Ejercicios propuestos:
1 > Según el texto sobre el BMW M5, ¿para qué sirve el diferencial específico del eje trasero con función de bloqueo variable? Responde en una o dos frases.
2 > Por favor, reescribe como lista el párrafo del texto sobre el BMW M5 que empieza por «Gracias al cambio» y conserva sus datos principales.

BMW M5
El nuevo BMW M5 equipa un motor V8 turbo de 560 CV de potencia, asegurándole unas prestaciones fuera de serie. Acelera de 0 a 100 km/h en 4,4 segundos y alcanza una velocidad máxima de 305 km/h, todo ello con unos consumos coherentes: menos de 10 l/100 km.
Llegará al mercado español en diciembre, con un precio que arranca en 117.500 euros (inferior que la competencia alemana y mayor al de los rivales anglosajones). Se le ha sustituido el motor V10 atmosférico de cinco litros de cubicaje por un V8 turbo de 4,4 litros (siendo el primero en combinar el turbo con el sistema Valvetronic de variación de válvulas en BMW).
Gracias al cambio, se ha conseguido un descenso en el consumo medio de un 30 % -en vez de 14,8 gasta 9,9 l/100 km, en lo que también ayuda el sistema Stop/Start y el de recuperación de la energía a través de la frenada-, un aumento en la potencia de un 10 % y una subida del par máximo en más de un 30% (680 Nm, disponibles en un amplísimo abanico, entre las 1.500 y las 5.750 rpm). En resumen: menos cilindrada pero mayores prestaciones y menores consumos.
La base técnica del chasis es la misma del Serie 5, una de las berlinas del segmento D con mejor comportamiento en carretera, pero con retoques necesarios para lidiar con la dosis extra de potencia. Como sucede habitualmente en los modelos M de BMW, existe un diferencial específico para el eje trasero con función de bloqueo variable, con distribución más precisa del par entre la rueda derecha y la izquierda, para evitar pérdidas de motricidad y, de eso modo, potenciar la estabilidad.
Destacan igualmente los amortiguadores con reglaje electrónico (se puede seleccionar entre Comfort, Sport y Sport Plus), que también intervienen directamente en la respuesta del motor en tres grados y en la dirección y desmultiplicación del cambio de velocidades automático de doble embrague de 7 marchas (con función máxima aceleración saliendo desde parado, tres programas en modo automático y otros tres en manual).
El cambio automático de doble embrague demuestra el carácter del exigente V8, teniendo un funcionamiento muy rápido y un engranaje perfecto según la presión que ejerzamos sobre el acelerador.
La existencia de dos botones en el mismo volante (M1 y M2), que sirven para memorizar dos conjuntos de ajustes – lo suyo es uno deportivo y otro más confortable –, pueden intercambiarse rápidamente con tan sólo un dedo.
El M5 posee una funcionalidad sobresaliente (4 puertas, interior amplio, 500 litros de maletero). Sin embargo, no se deja amedrentar: neumáticos gigantescos en llantas de 19 y de 20», entradas de aire numerosas y amplias, perfiles de canalización de los flujos de aire, ‘respiraderos’ en los flancos delanteros, spoiler trasero .
Con la totalidad de los reglajes en el modo más confortable y el cambio más «largo» el M5 ronronea de forma mansa a 1.200 rpm. Si ajustamos todo para conducir de una forma más deportiva, se convierte en una bestia pujante, despertando el ronco motor, saliendo como un disparo al ejercer cualquier presión sobre el acelerador, tanto a 1.000 como a 7.000 rpm.

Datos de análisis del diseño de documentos
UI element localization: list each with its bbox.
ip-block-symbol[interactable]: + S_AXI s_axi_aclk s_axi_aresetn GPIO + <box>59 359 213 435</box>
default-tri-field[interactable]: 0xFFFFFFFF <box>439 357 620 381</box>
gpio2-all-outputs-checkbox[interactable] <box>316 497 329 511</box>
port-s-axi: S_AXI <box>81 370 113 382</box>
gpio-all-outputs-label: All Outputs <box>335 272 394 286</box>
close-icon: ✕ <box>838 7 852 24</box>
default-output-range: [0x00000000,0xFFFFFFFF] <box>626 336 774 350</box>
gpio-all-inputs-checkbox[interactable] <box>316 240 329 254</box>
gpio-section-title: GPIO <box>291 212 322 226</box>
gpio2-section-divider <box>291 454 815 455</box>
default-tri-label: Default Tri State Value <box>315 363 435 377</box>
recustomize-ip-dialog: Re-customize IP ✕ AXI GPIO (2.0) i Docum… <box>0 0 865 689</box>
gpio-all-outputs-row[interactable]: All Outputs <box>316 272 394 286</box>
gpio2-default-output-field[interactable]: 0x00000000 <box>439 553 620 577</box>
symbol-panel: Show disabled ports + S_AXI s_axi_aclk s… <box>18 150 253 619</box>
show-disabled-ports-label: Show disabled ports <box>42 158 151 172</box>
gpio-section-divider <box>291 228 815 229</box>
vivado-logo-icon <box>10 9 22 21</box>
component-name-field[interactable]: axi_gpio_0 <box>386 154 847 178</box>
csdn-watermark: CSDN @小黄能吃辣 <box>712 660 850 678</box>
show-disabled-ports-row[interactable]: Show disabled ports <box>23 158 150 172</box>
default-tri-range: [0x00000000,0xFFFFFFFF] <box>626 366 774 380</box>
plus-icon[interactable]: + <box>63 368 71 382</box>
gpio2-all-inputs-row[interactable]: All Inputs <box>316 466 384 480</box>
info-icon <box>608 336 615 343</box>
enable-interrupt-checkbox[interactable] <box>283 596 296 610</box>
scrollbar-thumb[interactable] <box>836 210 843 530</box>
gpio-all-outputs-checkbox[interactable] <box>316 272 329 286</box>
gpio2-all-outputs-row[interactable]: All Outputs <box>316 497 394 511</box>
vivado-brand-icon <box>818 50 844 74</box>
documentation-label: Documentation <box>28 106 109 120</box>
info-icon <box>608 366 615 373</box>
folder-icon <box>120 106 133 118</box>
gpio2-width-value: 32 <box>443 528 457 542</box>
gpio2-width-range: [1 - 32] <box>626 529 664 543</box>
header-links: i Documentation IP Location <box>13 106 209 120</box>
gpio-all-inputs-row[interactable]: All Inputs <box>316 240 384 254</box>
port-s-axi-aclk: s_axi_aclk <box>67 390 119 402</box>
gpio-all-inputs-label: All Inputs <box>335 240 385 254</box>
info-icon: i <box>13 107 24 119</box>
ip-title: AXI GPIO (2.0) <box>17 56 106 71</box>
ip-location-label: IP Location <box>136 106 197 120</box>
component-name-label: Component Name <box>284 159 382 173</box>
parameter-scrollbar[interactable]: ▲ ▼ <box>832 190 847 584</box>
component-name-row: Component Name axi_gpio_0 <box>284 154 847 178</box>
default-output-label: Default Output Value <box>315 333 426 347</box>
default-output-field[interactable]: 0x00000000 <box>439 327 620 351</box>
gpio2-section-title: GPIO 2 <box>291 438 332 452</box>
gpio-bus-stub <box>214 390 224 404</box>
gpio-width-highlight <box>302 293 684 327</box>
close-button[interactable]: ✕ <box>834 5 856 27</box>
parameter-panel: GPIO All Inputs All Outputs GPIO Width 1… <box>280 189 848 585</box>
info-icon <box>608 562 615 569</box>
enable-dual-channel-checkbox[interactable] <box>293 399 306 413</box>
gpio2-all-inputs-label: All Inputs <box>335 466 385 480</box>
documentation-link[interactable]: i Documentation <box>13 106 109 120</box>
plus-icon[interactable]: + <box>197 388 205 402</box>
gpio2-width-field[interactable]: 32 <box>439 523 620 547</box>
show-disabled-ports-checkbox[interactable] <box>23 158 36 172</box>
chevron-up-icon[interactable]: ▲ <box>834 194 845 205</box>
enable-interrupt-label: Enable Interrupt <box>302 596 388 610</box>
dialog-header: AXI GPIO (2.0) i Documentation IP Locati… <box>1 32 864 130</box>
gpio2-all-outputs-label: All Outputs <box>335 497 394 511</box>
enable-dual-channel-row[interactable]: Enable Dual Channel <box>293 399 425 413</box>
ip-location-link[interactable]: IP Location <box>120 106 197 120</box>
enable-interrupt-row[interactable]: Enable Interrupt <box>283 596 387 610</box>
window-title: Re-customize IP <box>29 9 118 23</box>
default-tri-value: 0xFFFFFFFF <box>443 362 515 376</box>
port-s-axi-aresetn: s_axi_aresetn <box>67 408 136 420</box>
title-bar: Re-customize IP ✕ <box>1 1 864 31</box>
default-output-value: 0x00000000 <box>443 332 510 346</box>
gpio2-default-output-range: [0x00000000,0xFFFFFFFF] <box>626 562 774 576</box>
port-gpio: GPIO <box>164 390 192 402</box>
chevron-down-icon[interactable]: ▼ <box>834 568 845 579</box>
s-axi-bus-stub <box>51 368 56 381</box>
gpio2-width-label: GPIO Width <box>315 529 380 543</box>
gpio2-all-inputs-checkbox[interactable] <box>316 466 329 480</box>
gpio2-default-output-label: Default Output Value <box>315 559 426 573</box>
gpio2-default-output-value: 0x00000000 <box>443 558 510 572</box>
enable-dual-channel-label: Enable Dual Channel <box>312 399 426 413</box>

Soluciones:
1 > Reparte con más precisión el par entre la rueda derecha y la izquierda. Así evita pérdidas de motricidad y potencia la estabilidad.

2 >
- Consumo medio: baja un 30 %, de 14,8 a 9,9 l/100 km. También ayudan el sistema Stop/Start y la recuperación de energía en la frenada.
- Potencia: aumenta un 10 %.
- Par máximo: sube más de un 30 %, hasta 680 Nm, disponibles entre las 1.500 y las 5.750 rpm.
- Resultado: menos cilindrada, pero mayores prestaciones y menores consumos.